#### [Task requirements]
Convert the material from the line containing "legend-entry-samples: Samples: RMS=8.13" through the line containing "legend-fit-sigma-symbol: σ [557, 38, 566, 54]", both included, into a JSON list of strings with one string per line and no blank lines.

#### [Listed entries]
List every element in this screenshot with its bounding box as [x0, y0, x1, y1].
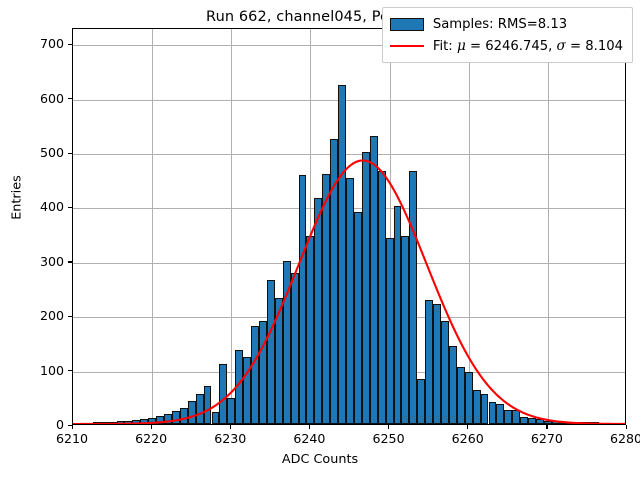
legend-entry-samples: Samples: RMS=8.13 [390, 14, 623, 35]
x-tick-mark [230, 425, 231, 429]
legend-label-fit: Fit: μ = 6246.745, σ = 8.104 [433, 38, 623, 54]
x-tick-label: 6220 [111, 431, 191, 446]
legend-fit-sigma-symbol: σ [557, 38, 566, 54]
x-tick-label: 6260 [428, 431, 508, 446]
y-tick-label: 700 [0, 36, 64, 51]
legend-label-samples: Samples: RMS=8.13 [433, 17, 567, 32]
x-tick-mark [546, 425, 547, 429]
legend-patch-swatch-icon [390, 18, 424, 31]
chart-legend: Samples: RMS=8.13 Fit: μ = 6246.745, σ =… [382, 7, 633, 63]
legend-fit-prefix: Fit: [433, 39, 457, 54]
legend-fit-mu-value: = 6246.745, [466, 39, 557, 54]
y-tick-label: 200 [0, 308, 64, 323]
y-tick-label: 100 [0, 363, 64, 378]
y-tick-label: 600 [0, 91, 64, 106]
legend-fit-mu-symbol: μ [457, 38, 466, 54]
x-tick-mark [151, 425, 152, 429]
plot-area [72, 28, 626, 425]
x-tick-mark [626, 425, 627, 429]
x-tick-label: 6210 [32, 431, 112, 446]
legend-line-swatch-icon [390, 39, 424, 52]
x-tick-mark [309, 425, 310, 429]
legend-entry-fit: Fit: μ = 6246.745, σ = 8.104 [390, 35, 623, 56]
gaussian-fit-curve [73, 29, 625, 424]
x-tick-label: 6270 [507, 431, 587, 446]
y-tick-label: 300 [0, 254, 64, 269]
x-axis-label: ADC Counts [0, 452, 640, 467]
legend-fit-sigma-value: = 8.104 [566, 39, 623, 54]
x-tick-mark [72, 425, 73, 429]
x-tick-label: 6240 [269, 431, 349, 446]
x-tick-label: 6280 [586, 431, 640, 446]
y-tick-label: 500 [0, 145, 64, 160]
matplotlib-figure: Run 662, channel045, Pedestal Entries AD… [0, 0, 640, 480]
x-tick-mark [467, 425, 468, 429]
x-tick-label: 6250 [349, 431, 429, 446]
y-tick-label: 0 [0, 417, 64, 432]
x-tick-label: 6230 [190, 431, 270, 446]
x-tick-mark [388, 425, 389, 429]
y-tick-label: 400 [0, 199, 64, 214]
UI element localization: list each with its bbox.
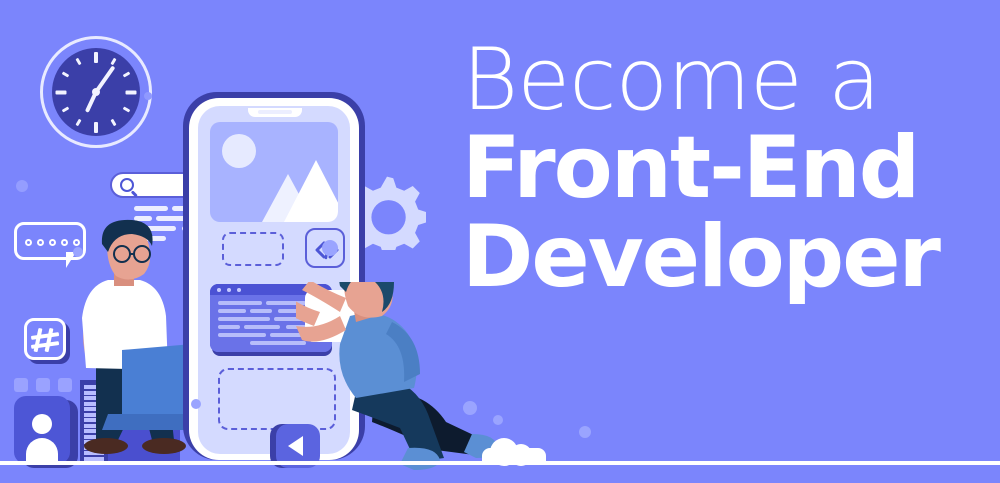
cloud-shape [482, 434, 546, 462]
banner-root: Become a Front-End Developer [0, 0, 1000, 483]
clock-tick [62, 106, 70, 112]
clock-tick [110, 58, 116, 66]
hashtag-stroke [34, 328, 42, 352]
user-icon-head [32, 414, 52, 434]
headline-line-developer: Developer [462, 215, 982, 299]
chat-bubble-dot [37, 239, 44, 246]
developer-kneeling [296, 282, 506, 472]
chat-bubble-dot [49, 239, 56, 246]
search-result-line [134, 206, 168, 211]
editor-code-line [218, 301, 262, 305]
clock-tick [123, 71, 131, 77]
clock-tick [75, 119, 81, 127]
hashtag-stroke [45, 328, 53, 352]
editor-window-dot [237, 288, 241, 292]
ground-line [0, 461, 1000, 465]
editor-code-line [244, 325, 280, 329]
chat-bubble-dot [25, 239, 32, 246]
clock-tick [75, 58, 81, 66]
editor-window-dot [217, 288, 221, 292]
clock-tick [110, 119, 116, 127]
decorative-dot [16, 180, 28, 192]
headline-line-front-end: Front-End [462, 126, 982, 210]
clock-hour-hand [85, 91, 98, 113]
clock-tick [94, 52, 98, 63]
clock-tick [94, 122, 98, 133]
clock-minute-hand [94, 65, 115, 93]
editor-code-line [218, 333, 266, 337]
editor-window-dot [227, 288, 231, 292]
headline-line-become: Become a [462, 38, 982, 122]
dashed-slot-small[interactable] [222, 232, 284, 266]
clock-face [52, 48, 140, 136]
grid-square [14, 378, 28, 392]
headline-block: Become a Front-End Developer [462, 38, 982, 299]
clock-tick [62, 71, 70, 77]
editor-code-line [218, 309, 246, 313]
smartphone-speaker [258, 110, 292, 114]
editor-code-line [218, 325, 240, 329]
hashtag-stroke [31, 332, 59, 339]
clock-tick [126, 90, 137, 94]
grid-square [36, 378, 50, 392]
image-placeholder-sun [222, 134, 256, 168]
clock-tick [56, 90, 67, 94]
code-button[interactable] [305, 228, 345, 268]
editor-code-line [218, 317, 270, 321]
clock-tick [123, 106, 131, 112]
editor-code-line [250, 309, 272, 313]
decorative-dot [579, 426, 591, 438]
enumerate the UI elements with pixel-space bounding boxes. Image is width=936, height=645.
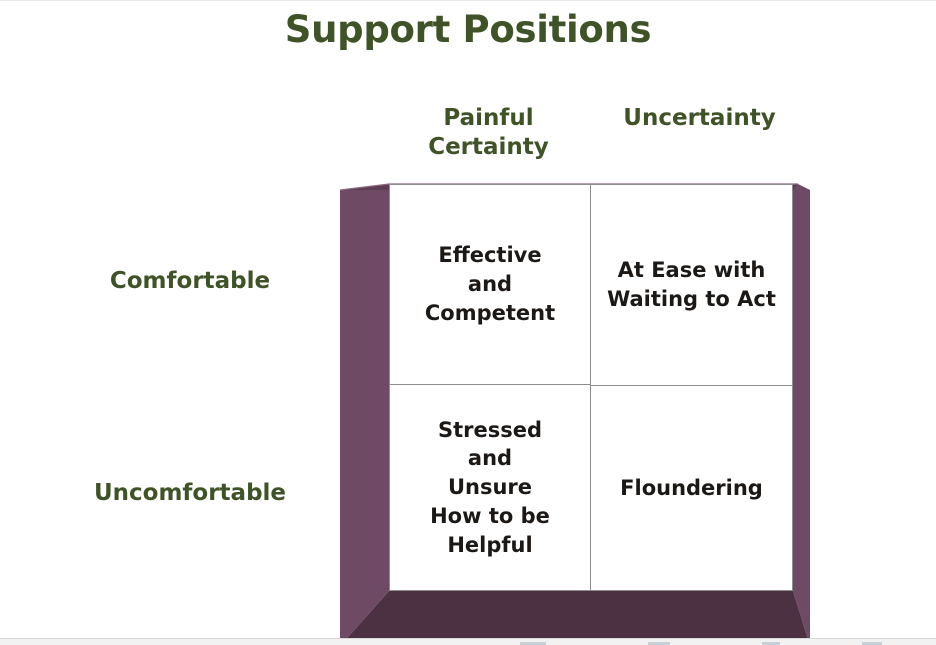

#### [Exercise result]
[
  "legend-entry-samples: Samples: RMS=8.13 [390, 14, 623, 35]",
  "x-tick-mark [230, 425, 231, 429]",
  "legend-label-fit: Fit: μ = 6246.745, σ = 8.104 [433, 38, 623, 54]",
  "x-tick-label: 6220 [111, 431, 191, 446]",
  "legend-fit-sigma-symbol: σ [557, 38, 566, 54]"
]